— START —

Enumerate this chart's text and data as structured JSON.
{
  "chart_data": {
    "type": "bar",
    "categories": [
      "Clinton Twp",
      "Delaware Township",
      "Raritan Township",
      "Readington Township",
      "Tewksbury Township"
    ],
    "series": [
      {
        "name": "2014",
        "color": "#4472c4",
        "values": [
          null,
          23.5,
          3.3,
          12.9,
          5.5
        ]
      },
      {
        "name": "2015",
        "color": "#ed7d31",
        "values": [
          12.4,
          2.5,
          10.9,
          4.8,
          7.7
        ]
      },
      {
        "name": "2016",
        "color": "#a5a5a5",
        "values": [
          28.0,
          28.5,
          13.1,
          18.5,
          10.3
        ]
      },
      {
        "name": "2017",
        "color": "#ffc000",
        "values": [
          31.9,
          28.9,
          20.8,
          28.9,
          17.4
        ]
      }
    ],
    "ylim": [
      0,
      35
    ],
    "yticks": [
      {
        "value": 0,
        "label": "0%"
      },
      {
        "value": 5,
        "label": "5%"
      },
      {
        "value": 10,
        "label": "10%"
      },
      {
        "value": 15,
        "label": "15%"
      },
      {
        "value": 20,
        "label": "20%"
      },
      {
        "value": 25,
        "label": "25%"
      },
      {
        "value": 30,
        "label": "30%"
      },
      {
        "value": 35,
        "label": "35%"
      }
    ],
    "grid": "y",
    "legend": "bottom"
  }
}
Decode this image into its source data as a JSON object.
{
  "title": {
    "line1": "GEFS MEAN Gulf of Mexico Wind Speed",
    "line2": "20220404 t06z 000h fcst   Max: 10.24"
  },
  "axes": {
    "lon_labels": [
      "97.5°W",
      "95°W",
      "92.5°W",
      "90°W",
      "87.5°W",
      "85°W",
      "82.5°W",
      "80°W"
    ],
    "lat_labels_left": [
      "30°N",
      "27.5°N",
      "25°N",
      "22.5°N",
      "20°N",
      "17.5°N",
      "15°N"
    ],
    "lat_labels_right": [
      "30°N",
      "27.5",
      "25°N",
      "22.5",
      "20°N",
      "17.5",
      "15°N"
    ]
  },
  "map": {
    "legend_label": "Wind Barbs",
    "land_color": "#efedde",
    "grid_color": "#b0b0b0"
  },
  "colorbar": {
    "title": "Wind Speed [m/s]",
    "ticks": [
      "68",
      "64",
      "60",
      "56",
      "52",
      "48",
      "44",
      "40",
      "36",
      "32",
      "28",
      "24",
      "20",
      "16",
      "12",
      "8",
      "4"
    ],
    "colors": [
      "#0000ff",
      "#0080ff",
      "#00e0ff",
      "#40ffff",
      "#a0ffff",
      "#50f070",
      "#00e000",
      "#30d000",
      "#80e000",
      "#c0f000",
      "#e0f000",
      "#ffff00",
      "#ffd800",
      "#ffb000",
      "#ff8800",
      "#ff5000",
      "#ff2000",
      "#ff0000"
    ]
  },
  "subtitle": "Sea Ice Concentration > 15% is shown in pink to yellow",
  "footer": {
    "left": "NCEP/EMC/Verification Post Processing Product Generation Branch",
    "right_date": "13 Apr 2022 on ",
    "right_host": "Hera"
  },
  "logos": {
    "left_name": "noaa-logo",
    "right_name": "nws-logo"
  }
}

— END —

What you should do - Copy out every line in the listing where the word "Township" appears.

Answer to this problem -
      "Delaware Township",
      "Raritan Township",
      "Readington Township",
      "Tewksbury Township"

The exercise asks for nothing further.